Saved data entries:
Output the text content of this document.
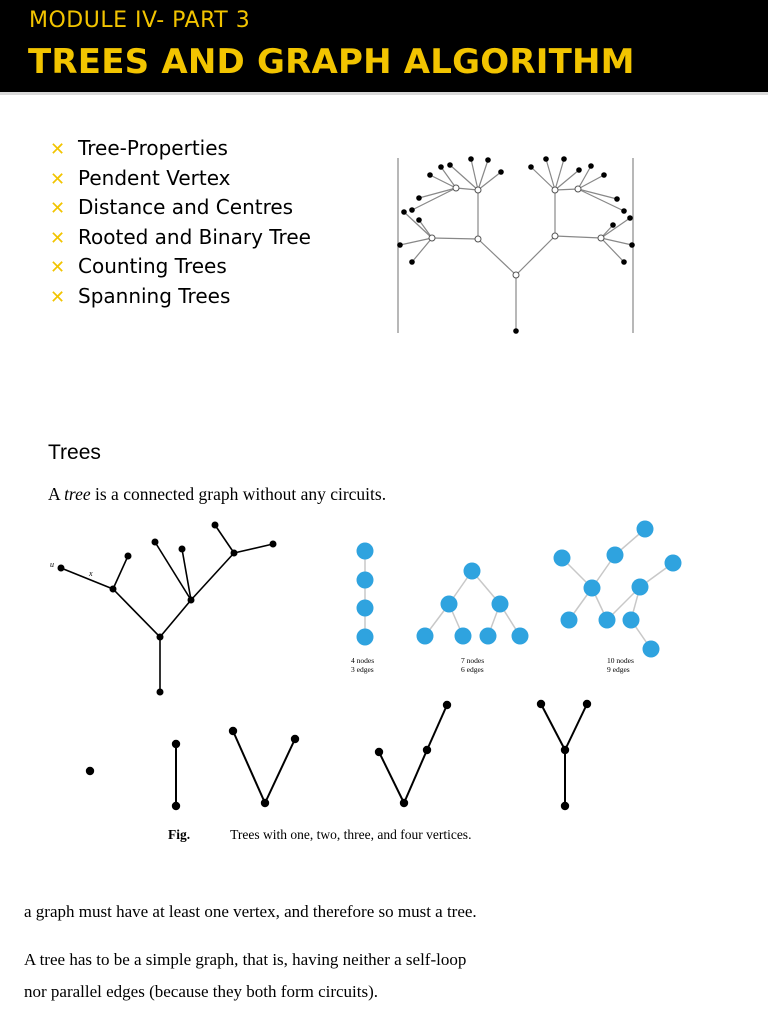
MODULE IV- PART 3
TREES AND GRAPH ALGORITHM
✕ Tree-Properties
✕ Pendent Vertex
✕ Distance and Centres
✕ Rooted and Binary Tree
✕ Counting Trees
✕ Spanning Trees
Trees
A tree is a connected graph without any circuits.
u
x
4 nodes
3 edges
7 nodes
6 edges
10 nodes
9 edges
Fig.	Trees with one, two, three, and four vertices.
a graph must have at least one vertex, and therefore so must a tree.
A tree has to be a simple graph, that is, having neither a self-loop
nor parallel edges (because they both form circuits).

WHAT IS ASKED: Output every entry exactly as given; pictures are not part of the copy.

ANSWER FOR THE TASK:
Output the text content of this document.
MODULE IV- PART 3
TREES AND GRAPH ALGORITHM
✕ Tree-Properties
✕ Pendent Vertex
✕ Distance and Centres
✕ Rooted and Binary Tree
✕ Counting Trees
✕ Spanning Trees
Trees
A tree is a connected graph without any circuits.
u
x
4 nodes
3 edges
7 nodes
6 edges
10 nodes
9 edges
Fig.	Trees with one, two, three, and four vertices.
a graph must have at least one vertex, and therefore so must a tree.
A tree has to be a simple graph, that is, having neither a self-loop
nor parallel edges (because they both form circuits).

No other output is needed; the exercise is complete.